DIRECTIONS FOR THIS TASK:
Your task is to repeat the listing exactly.

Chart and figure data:
## Start

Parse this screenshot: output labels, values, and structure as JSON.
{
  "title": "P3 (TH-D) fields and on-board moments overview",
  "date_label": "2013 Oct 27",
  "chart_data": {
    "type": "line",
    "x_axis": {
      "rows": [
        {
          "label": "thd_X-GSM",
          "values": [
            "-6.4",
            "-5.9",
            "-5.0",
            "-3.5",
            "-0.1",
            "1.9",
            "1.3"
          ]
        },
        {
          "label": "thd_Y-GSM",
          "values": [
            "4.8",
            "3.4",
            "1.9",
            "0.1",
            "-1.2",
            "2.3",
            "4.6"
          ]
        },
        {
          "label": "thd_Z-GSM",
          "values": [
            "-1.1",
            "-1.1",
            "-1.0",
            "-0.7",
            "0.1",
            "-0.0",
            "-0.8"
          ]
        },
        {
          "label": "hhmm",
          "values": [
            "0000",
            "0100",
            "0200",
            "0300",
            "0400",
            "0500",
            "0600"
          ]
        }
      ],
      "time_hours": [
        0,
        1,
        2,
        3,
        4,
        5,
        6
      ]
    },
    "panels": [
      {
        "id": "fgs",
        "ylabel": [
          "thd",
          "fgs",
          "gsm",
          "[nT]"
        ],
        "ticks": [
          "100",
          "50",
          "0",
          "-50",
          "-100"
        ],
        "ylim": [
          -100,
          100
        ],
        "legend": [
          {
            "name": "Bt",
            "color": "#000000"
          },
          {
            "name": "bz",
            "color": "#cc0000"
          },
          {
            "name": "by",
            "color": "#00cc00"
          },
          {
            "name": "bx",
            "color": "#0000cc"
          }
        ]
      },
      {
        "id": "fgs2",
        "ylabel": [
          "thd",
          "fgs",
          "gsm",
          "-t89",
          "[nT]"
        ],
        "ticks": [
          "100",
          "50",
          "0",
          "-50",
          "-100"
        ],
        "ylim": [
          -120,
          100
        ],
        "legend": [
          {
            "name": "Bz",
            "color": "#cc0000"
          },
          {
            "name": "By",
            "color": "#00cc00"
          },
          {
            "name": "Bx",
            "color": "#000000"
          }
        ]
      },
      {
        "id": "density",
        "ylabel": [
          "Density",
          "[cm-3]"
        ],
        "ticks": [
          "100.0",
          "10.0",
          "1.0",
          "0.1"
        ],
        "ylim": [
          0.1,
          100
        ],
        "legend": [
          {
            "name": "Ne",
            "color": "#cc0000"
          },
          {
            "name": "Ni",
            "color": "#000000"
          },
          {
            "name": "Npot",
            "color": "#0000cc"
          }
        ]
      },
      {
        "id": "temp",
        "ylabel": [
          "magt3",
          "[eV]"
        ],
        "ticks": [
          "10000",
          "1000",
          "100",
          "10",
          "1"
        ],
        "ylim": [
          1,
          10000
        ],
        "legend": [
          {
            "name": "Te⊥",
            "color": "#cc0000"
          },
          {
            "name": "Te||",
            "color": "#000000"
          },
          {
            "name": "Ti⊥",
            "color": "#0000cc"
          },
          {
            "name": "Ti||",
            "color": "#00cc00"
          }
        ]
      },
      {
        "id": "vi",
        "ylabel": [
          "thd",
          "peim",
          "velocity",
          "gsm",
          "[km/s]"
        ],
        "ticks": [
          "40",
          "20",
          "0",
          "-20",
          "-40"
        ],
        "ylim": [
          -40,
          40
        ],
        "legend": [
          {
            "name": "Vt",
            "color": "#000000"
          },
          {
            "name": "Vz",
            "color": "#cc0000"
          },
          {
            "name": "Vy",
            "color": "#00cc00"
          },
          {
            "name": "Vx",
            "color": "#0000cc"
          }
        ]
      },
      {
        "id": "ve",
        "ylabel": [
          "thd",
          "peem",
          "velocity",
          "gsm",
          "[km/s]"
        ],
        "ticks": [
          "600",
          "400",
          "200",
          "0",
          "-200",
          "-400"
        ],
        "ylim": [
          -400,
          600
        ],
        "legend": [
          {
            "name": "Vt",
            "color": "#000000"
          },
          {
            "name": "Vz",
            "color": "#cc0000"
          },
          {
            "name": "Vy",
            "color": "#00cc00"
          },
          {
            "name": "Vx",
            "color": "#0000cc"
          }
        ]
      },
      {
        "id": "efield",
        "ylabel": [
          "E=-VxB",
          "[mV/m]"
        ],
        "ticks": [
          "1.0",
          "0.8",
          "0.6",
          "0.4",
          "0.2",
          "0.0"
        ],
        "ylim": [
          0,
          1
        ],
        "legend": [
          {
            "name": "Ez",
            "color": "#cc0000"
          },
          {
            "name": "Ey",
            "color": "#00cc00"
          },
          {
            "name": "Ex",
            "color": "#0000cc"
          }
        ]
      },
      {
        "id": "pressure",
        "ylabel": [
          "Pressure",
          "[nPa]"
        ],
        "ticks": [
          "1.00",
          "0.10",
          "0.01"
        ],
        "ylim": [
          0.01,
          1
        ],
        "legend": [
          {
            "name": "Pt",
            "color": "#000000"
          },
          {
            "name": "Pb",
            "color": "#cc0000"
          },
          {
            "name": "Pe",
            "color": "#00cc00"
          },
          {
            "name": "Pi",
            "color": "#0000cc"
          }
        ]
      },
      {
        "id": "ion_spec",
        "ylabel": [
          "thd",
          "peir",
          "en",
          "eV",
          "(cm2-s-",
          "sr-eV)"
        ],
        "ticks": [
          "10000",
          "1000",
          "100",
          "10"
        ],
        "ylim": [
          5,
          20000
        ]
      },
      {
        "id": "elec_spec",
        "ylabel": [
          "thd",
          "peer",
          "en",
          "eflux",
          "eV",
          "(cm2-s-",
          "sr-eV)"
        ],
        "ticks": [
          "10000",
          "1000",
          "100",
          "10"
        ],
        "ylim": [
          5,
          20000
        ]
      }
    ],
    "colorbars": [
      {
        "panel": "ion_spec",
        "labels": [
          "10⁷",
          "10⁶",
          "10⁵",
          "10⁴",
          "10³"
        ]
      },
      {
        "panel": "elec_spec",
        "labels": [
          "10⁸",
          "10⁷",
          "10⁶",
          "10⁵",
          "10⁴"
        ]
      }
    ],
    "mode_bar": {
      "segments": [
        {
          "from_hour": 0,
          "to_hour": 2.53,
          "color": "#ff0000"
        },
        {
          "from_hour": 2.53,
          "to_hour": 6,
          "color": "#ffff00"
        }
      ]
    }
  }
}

## End

ANSWER:
Parse this screenshot: output labels, values, and structure as JSON.
{
  "title": "P3 (TH-D) fields and on-board moments overview",
  "date_label": "2013 Oct 27",
  "chart_data": {
    "type": "line",
    "x_axis": {
      "rows": [
        {
          "label": "thd_X-GSM",
          "values": [
            "-6.4",
            "-5.9",
            "-5.0",
            "-3.5",
            "-0.1",
            "1.9",
            "1.3"
          ]
        },
        {
          "label": "thd_Y-GSM",
          "values": [
            "4.8",
            "3.4",
            "1.9",
            "0.1",
            "-1.2",
            "2.3",
            "4.6"
          ]
        },
        {
          "label": "thd_Z-GSM",
          "values": [
            "-1.1",
            "-1.1",
            "-1.0",
            "-0.7",
            "0.1",
            "-0.0",
            "-0.8"
          ]
        },
        {
          "label": "hhmm",
          "values": [
            "0000",
            "0100",
            "0200",
            "0300",
            "0400",
            "0500",
            "0600"
          ]
        }
      ],
      "time_hours": [
        0,
        1,
        2,
        3,
        4,
        5,
        6
      ]
    },
    "panels": [
      {
        "id": "fgs",
        "ylabel": [
          "thd",
          "fgs",
          "gsm",
          "[nT]"
        ],
        "ticks": [
          "100",
          "50",
          "0",
          "-50",
          "-100"
        ],
        "ylim": [
          -100,
          100
        ],
        "legend": [
          {
            "name": "Bt",
            "color": "#000000"
          },
          {
            "name": "bz",
            "color": "#cc0000"
          },
          {
            "name": "by",
            "color": "#00cc00"
          },
          {
            "name": "bx",
            "color": "#0000cc"
          }
        ]
      },
      {
        "id": "fgs2",
        "ylabel": [
          "thd",
          "fgs",
          "gsm",
          "-t89",
          "[nT]"
        ],
        "ticks": [
          "100",
          "50",
          "0",
          "-50",
          "-100"
        ],
        "ylim": [
          -120,
          100
        ],
        "legend": [
          {
            "name": "Bz",
            "color": "#cc0000"
          },
          {
            "name": "By",
            "color": "#00cc00"
          },
          {
            "name": "Bx",
            "color": "#000000"
          }
        ]
      },
      {
        "id": "density",
        "ylabel": [
          "Density",
          "[cm-3]"
        ],
        "ticks": [
          "100.0",
          "10.0",
          "1.0",
          "0.1"
        ],
        "ylim": [
          0.1,
          100
        ],
        "legend": [
          {
            "name": "Ne",
            "color": "#cc0000"
          },
          {
            "name": "Ni",
            "color": "#000000"
          },
          {
            "name": "Npot",
            "color": "#0000cc"
          }
        ]
      },
      {
        "id": "temp",
        "ylabel": [
          "magt3",
          "[eV]"
        ],
        "ticks": [
          "10000",
          "1000",
          "100",
          "10",
          "1"
        ],
        "ylim": [
          1,
          10000
        ],
        "legend": [
          {
            "name": "Te⊥",
            "color": "#cc0000"
          },
          {
            "name": "Te||",
            "color": "#000000"
          },
          {
            "name": "Ti⊥",
            "color": "#0000cc"
          },
          {
            "name": "Ti||",
            "color": "#00cc00"
          }
        ]
      },
      {
        "id": "vi",
        "ylabel": [
          "thd",
          "peim",
          "velocity",
          "gsm",
          "[km/s]"
        ],
        "ticks": [
          "40",
          "20",
          "0",
          "-20",
          "-40"
        ],
        "ylim": [
          -40,
          40
        ],
        "legend": [
          {
            "name": "Vt",
            "color": "#000000"
          },
          {
            "name": "Vz",
            "color": "#cc0000"
          },
          {
            "name": "Vy",
            "color": "#00cc00"
          },
          {
            "name": "Vx",
            "color": "#0000cc"
          }
        ]
      },
      {
        "id": "ve",
        "ylabel": [
          "thd",
          "peem",
          "velocity",
          "gsm",
          "[km/s]"
        ],
        "ticks": [
          "600",
          "400",
          "200",
          "0",
          "-200",
          "-400"
        ],
        "ylim": [
          -400,
          600
        ],
        "legend": [
          {
            "name": "Vt",
            "color": "#000000"
          },
          {
            "name": "Vz",
            "color": "#cc0000"
          },
          {
            "name": "Vy",
            "color": "#00cc00"
          },
          {
            "name": "Vx",
            "color": "#0000cc"
          }
        ]
      },
      {
        "id": "efield",
        "ylabel": [
          "E=-VxB",
          "[mV/m]"
        ],
        "ticks": [
          "1.0",
          "0.8",
          "0.6",
          "0.4",
          "0.2",
          "0.0"
        ],
        "ylim": [
          0,
          1
        ],
        "legend": [
          {
            "name": "Ez",
            "color": "#cc0000"
          },
          {
            "name": "Ey",
            "color": "#00cc00"
          },
          {
            "name": "Ex",
            "color": "#0000cc"
          }
        ]
      },
      {
        "id": "pressure",
        "ylabel": [
          "Pressure",
          "[nPa]"
        ],
        "ticks": [
          "1.00",
          "0.10",
          "0.01"
        ],
        "ylim": [
          0.01,
          1
        ],
        "legend": [
          {
            "name": "Pt",
            "color": "#000000"
          },
          {
            "name": "Pb",
            "color": "#cc0000"
          },
          {
            "name": "Pe",
            "color": "#00cc00"
          },
          {
            "name": "Pi",
            "color": "#0000cc"
          }
        ]
      },
      {
        "id": "ion_spec",
        "ylabel": [
          "thd",
          "peir",
          "en",
          "eV",
          "(cm2-s-",
          "sr-eV)"
        ],
        "ticks": [
          "10000",
          "1000",
          "100",
          "10"
        ],
        "ylim": [
          5,
          20000
        ]
      },
      {
        "id": "elec_spec",
        "ylabel": [
          "thd",
          "peer",
          "en",
          "eflux",
          "eV",
          "(cm2-s-",
          "sr-eV)"
        ],
        "ticks": [
          "10000",
          "1000",
          "100",
          "10"
        ],
        "ylim": [
          5,
          20000
        ]
      }
    ],
    "colorbars": [
      {
        "panel": "ion_spec",
        "labels": [
          "10⁷",
          "10⁶",
          "10⁵",
          "10⁴",
          "10³"
        ]
      },
      {
        "panel": "elec_spec",
        "labels": [
          "10⁸",
          "10⁷",
          "10⁶",
          "10⁵",
          "10⁴"
        ]
      }
    ],
    "mode_bar": {
      "segments": [
        {
          "from_hour": 0,
          "to_hour": 2.53,
          "color": "#ff0000"
        },
        {
          "from_hour": 2.53,
          "to_hour": 6,
          "color": "#ffff00"
        }
      ]
    }
  }
}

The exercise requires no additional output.